__TASK REQUIREMENTS__. Repeat every entry word for word, but leave the images out of your copy.

────────────────────

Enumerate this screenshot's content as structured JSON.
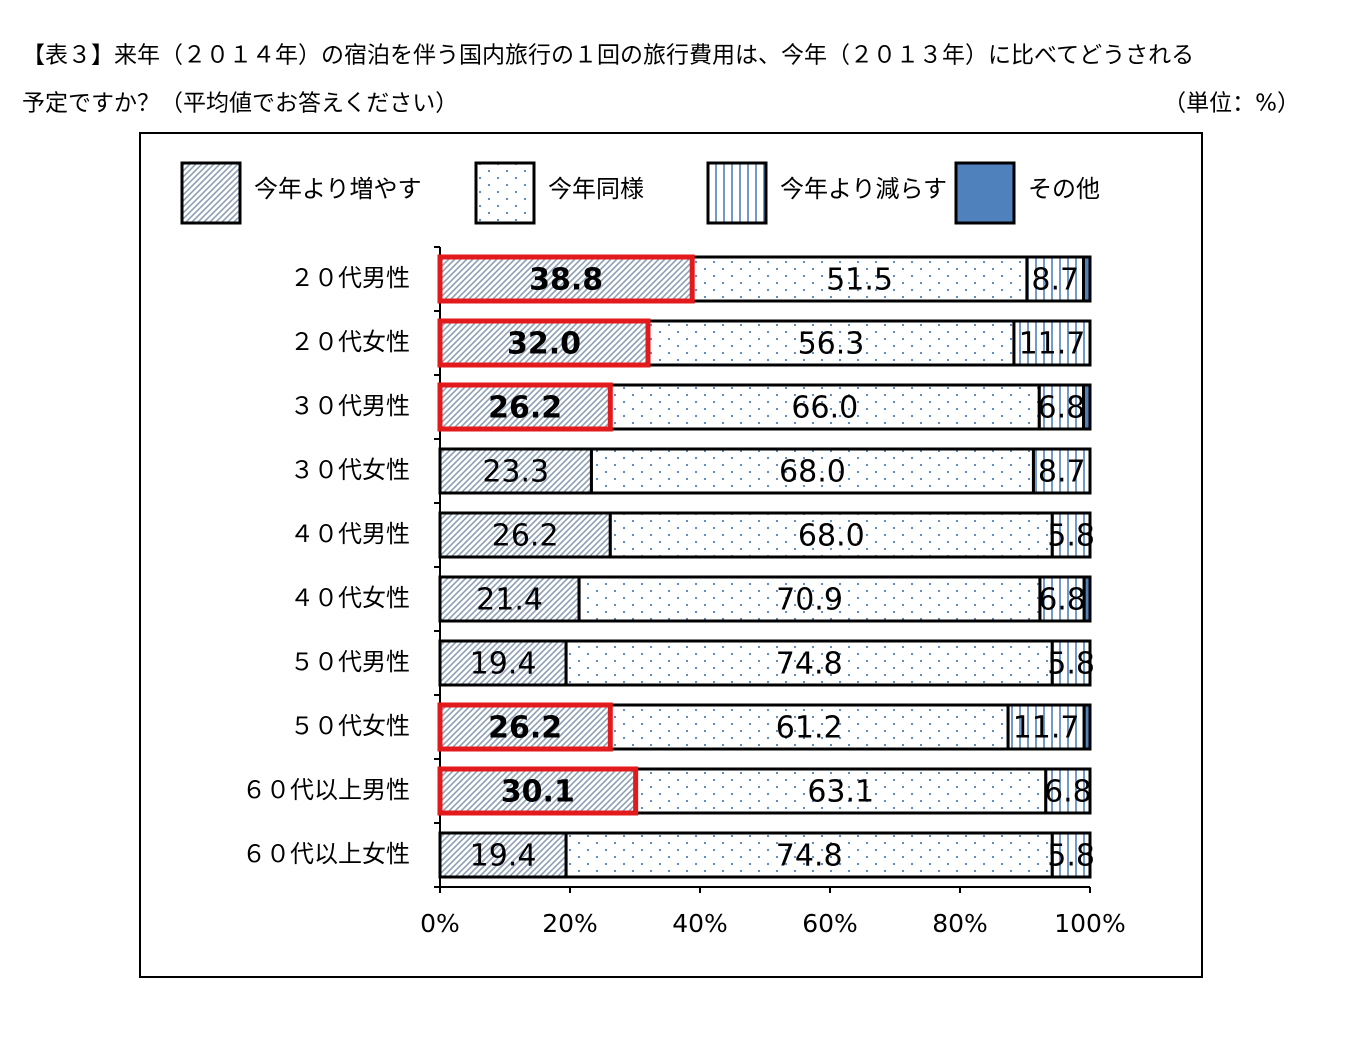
{
  "chart_data": {
    "type": "stacked-bar-horizontal",
    "title": [
      "【表３】来年（２０１４年）の宿泊を伴う国内旅行の１回の旅行費用は、今年（２０１３年）に比べてどうされる",
      "予定ですか？（平均値でお答えください）"
    ],
    "unit_note": "（単位：%）",
    "categories": [
      "２０代男性",
      "２０代女性",
      "３０代男性",
      "３０代女性",
      "４０代男性",
      "４０代女性",
      "５０代男性",
      "５０代女性",
      "６０代以上男性",
      "６０代以上女性"
    ],
    "series": [
      {
        "name": "今年より増やす",
        "color": "#8ea0b8",
        "pattern": "diagonal",
        "highlight": [
          0,
          1,
          2,
          7,
          8
        ],
        "highlight_color": "#e31a1c",
        "values": [
          38.8,
          32.0,
          26.2,
          23.3,
          26.2,
          21.4,
          19.4,
          26.2,
          30.1,
          19.4
        ],
        "value_labels": [
          "38.8",
          "32.0",
          "26.2",
          "23.3",
          "26.2",
          "21.4",
          "19.4",
          "26.2",
          "30.1",
          "19.4"
        ]
      },
      {
        "name": "今年同様",
        "color": "#4f81bd",
        "pattern": "dots",
        "values": [
          51.5,
          56.3,
          66.0,
          68.0,
          68.0,
          70.9,
          74.8,
          61.2,
          63.1,
          74.8
        ],
        "value_labels": [
          "51.5",
          "56.3",
          "66.0",
          "68.0",
          "68.0",
          "70.9",
          "74.8",
          "61.2",
          "63.1",
          "74.8"
        ]
      },
      {
        "name": "今年より減らす",
        "color": "#4f81bd",
        "pattern": "vertical",
        "values": [
          8.7,
          11.7,
          6.8,
          8.7,
          5.8,
          6.8,
          5.8,
          11.7,
          6.8,
          5.8
        ],
        "value_labels": [
          "8.7",
          "11.7",
          "6.8",
          "8.7",
          "5.8",
          "6.8",
          "5.8",
          "11.7",
          "6.8",
          "5.8"
        ]
      },
      {
        "name": "その他",
        "color": "#4f81bd",
        "pattern": "solid",
        "values": [
          1.0,
          0,
          1.0,
          0,
          0,
          0.9,
          0,
          0.9,
          0,
          0
        ]
      }
    ],
    "xlim": [
      0,
      100
    ],
    "xticks": [
      {
        "value": 0,
        "label": "0%"
      },
      {
        "value": 20,
        "label": "20%"
      },
      {
        "value": 40,
        "label": "40%"
      },
      {
        "value": 60,
        "label": "60%"
      },
      {
        "value": 80,
        "label": "80%"
      },
      {
        "value": 100,
        "label": "100%"
      }
    ],
    "grid": false
  }
}
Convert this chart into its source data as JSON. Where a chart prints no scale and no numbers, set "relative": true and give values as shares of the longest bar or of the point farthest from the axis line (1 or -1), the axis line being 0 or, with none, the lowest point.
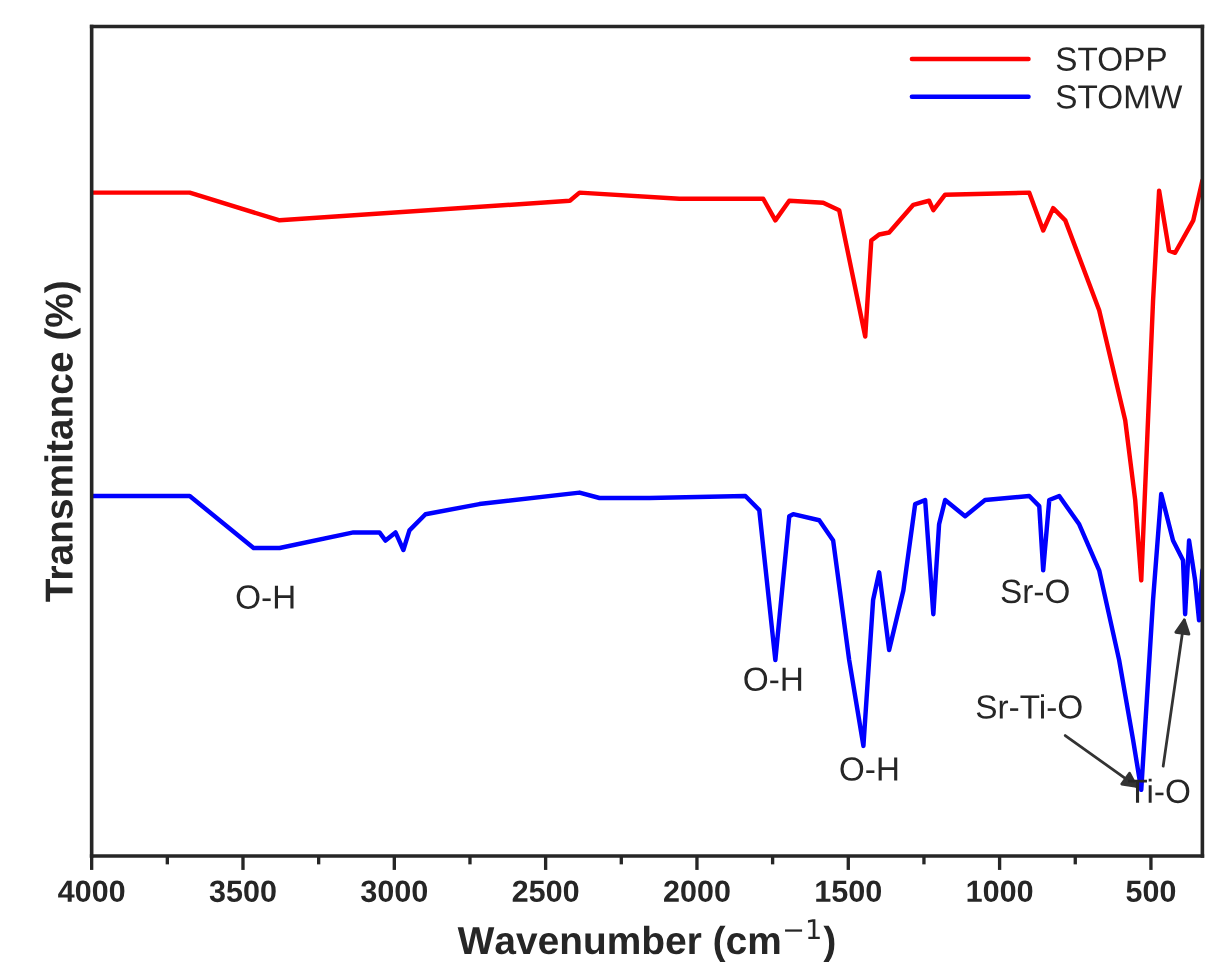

────────────────────

__RESPONSE__.
Enumerate this screenshot's content as structured JSON.
{
  "chart_data": {
    "type": "stacked-bar-horizontal",
    "title": [
      "【表３】来年（２０１４年）の宿泊を伴う国内旅行の１回の旅行費用は、今年（２０１３年）に比べてどうされる",
      "予定ですか？（平均値でお答えください）"
    ],
    "unit_note": "（単位：%）",
    "categories": [
      "２０代男性",
      "２０代女性",
      "３０代男性",
      "３０代女性",
      "４０代男性",
      "４０代女性",
      "５０代男性",
      "５０代女性",
      "６０代以上男性",
      "６０代以上女性"
    ],
    "series": [
      {
        "name": "今年より増やす",
        "color": "#8ea0b8",
        "pattern": "diagonal",
        "highlight": [
          0,
          1,
          2,
          7,
          8
        ],
        "highlight_color": "#e31a1c",
        "values": [
          38.8,
          32.0,
          26.2,
          23.3,
          26.2,
          21.4,
          19.4,
          26.2,
          30.1,
          19.4
        ],
        "value_labels": [
          "38.8",
          "32.0",
          "26.2",
          "23.3",
          "26.2",
          "21.4",
          "19.4",
          "26.2",
          "30.1",
          "19.4"
        ]
      },
      {
        "name": "今年同様",
        "color": "#4f81bd",
        "pattern": "dots",
        "values": [
          51.5,
          56.3,
          66.0,
          68.0,
          68.0,
          70.9,
          74.8,
          61.2,
          63.1,
          74.8
        ],
        "value_labels": [
          "51.5",
          "56.3",
          "66.0",
          "68.0",
          "68.0",
          "70.9",
          "74.8",
          "61.2",
          "63.1",
          "74.8"
        ]
      },
      {
        "name": "今年より減らす",
        "color": "#4f81bd",
        "pattern": "vertical",
        "values": [
          8.7,
          11.7,
          6.8,
          8.7,
          5.8,
          6.8,
          5.8,
          11.7,
          6.8,
          5.8
        ],
        "value_labels": [
          "8.7",
          "11.7",
          "6.8",
          "8.7",
          "5.8",
          "6.8",
          "5.8",
          "11.7",
          "6.8",
          "5.8"
        ]
      },
      {
        "name": "その他",
        "color": "#4f81bd",
        "pattern": "solid",
        "values": [
          1.0,
          0,
          1.0,
          0,
          0,
          0.9,
          0,
          0.9,
          0,
          0
        ]
      }
    ],
    "xlim": [
      0,
      100
    ],
    "xticks": [
      {
        "value": 0,
        "label": "0%"
      },
      {
        "value": 20,
        "label": "20%"
      },
      {
        "value": 40,
        "label": "40%"
      },
      {
        "value": 60,
        "label": "60%"
      },
      {
        "value": 80,
        "label": "80%"
      },
      {
        "value": 100,
        "label": "100%"
      }
    ],
    "grid": false
  }
}
Convert this chart into its source data as JSON. Where a chart prints no scale and no numbers, set "relative": true and give values as shares of the longest bar or of the point farthest from the axis line (1 or -1), the axis line being 0 or, with none, the lowest point.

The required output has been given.